Work to complete: Repeat each entry word for word. Leave any images out of the copy.

Material provided:
****
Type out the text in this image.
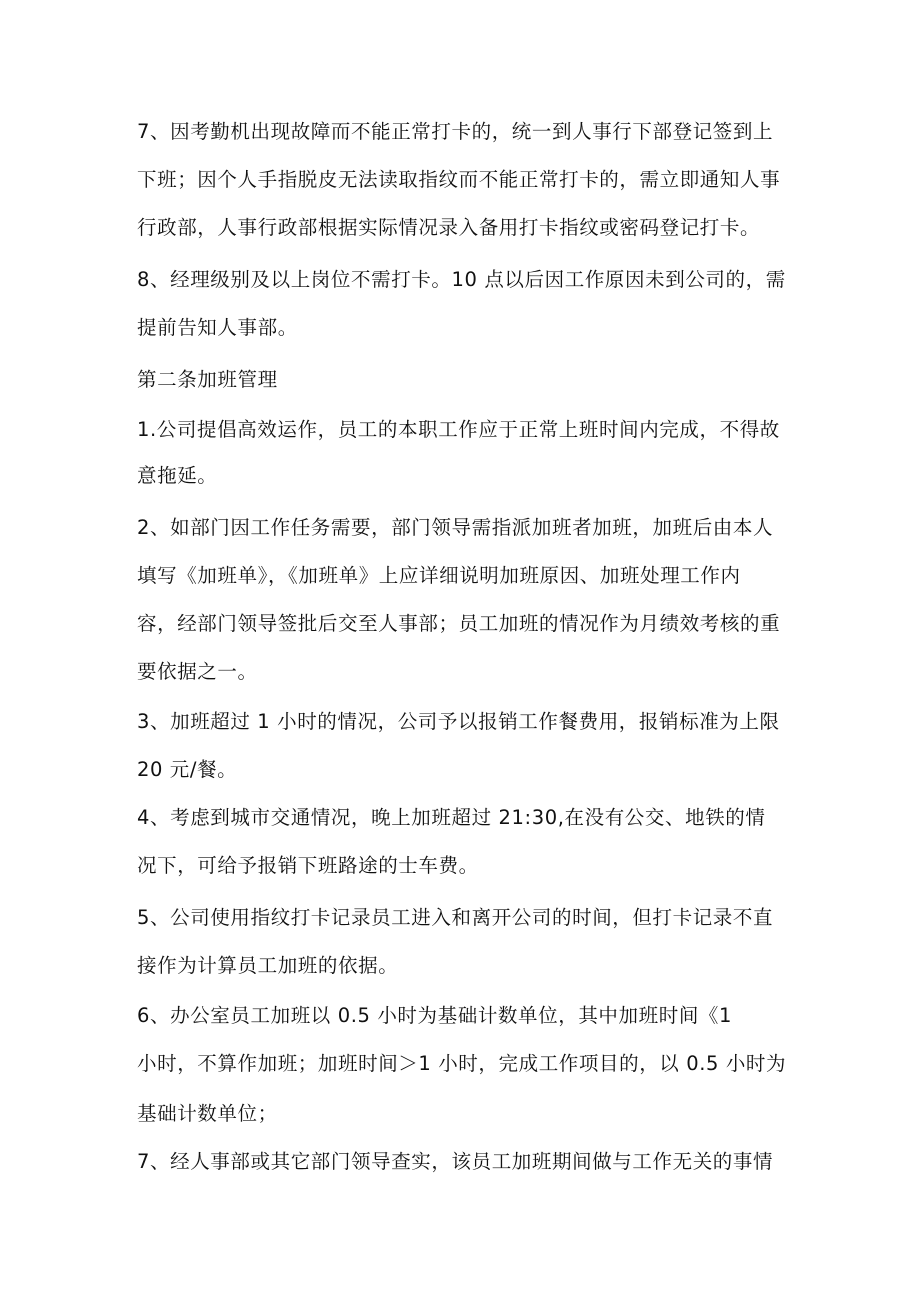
7、因考勤机出现故障而不能正常打卡的，统一到人事行下部登记签到上
下班；因个人手指脱皮无法读取指纹而不能正常打卡的，需立即通知人事
行政部，人事行政部根据实际情况录入备用打卡指纹或密码登记打卡。
8、经理级别及以上岗位不需打卡。10 点以后因工作原因未到公司的，需
提前告知人事部。
第二条加班管理
1.公司提倡高效运作，员工的本职工作应于正常上班时间内完成，不得故
意拖延。
2、如部门因工作任务需要，部门领导需指派加班者加班，加班后由本人
填写《加班单》，《加班单》上应详细说明加班原因、加班处理工作内
容，经部门领导签批后交至人事部；员工加班的情况作为月绩效考核的重
要依据之一。
3、加班超过 1 小时的情况，公司予以报销工作餐费用，报销标准为上限
20 元/餐。
4、考虑到城市交通情况，晚上加班超过 21:30,在没有公交、地铁的情
况下，可给予报销下班路途的士车费。
5、公司使用指纹打卡记录员工进入和离开公司的时间，但打卡记录不直
接作为计算员工加班的依据。
6、办公室员工加班以 0.5 小时为基础计数单位，其中加班时间《1
小时，不算作加班；加班时间＞1 小时，完成工作项目的，以 0.5 小时为
基础计数单位；
7、经人事部或其它部门领导查实，该员工加班期间做与工作无关的事情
****
Full response:
Type out the text in this image.
7、因考勤机出现故障而不能正常打卡的，统一到人事行下部登记签到上
下班；因个人手指脱皮无法读取指纹而不能正常打卡的，需立即通知人事
行政部，人事行政部根据实际情况录入备用打卡指纹或密码登记打卡。
8、经理级别及以上岗位不需打卡。10 点以后因工作原因未到公司的，需
提前告知人事部。
第二条加班管理
1.公司提倡高效运作，员工的本职工作应于正常上班时间内完成，不得故
意拖延。
2、如部门因工作任务需要，部门领导需指派加班者加班，加班后由本人
填写《加班单》，《加班单》上应详细说明加班原因、加班处理工作内
容，经部门领导签批后交至人事部；员工加班的情况作为月绩效考核的重
要依据之一。
3、加班超过 1 小时的情况，公司予以报销工作餐费用，报销标准为上限
20 元/餐。
4、考虑到城市交通情况，晚上加班超过 21:30,在没有公交、地铁的情
况下，可给予报销下班路途的士车费。
5、公司使用指纹打卡记录员工进入和离开公司的时间，但打卡记录不直
接作为计算员工加班的依据。
6、办公室员工加班以 0.5 小时为基础计数单位，其中加班时间《1
小时，不算作加班；加班时间＞1 小时，完成工作项目的，以 0.5 小时为
基础计数单位；
7、经人事部或其它部门领导查实，该员工加班期间做与工作无关的事情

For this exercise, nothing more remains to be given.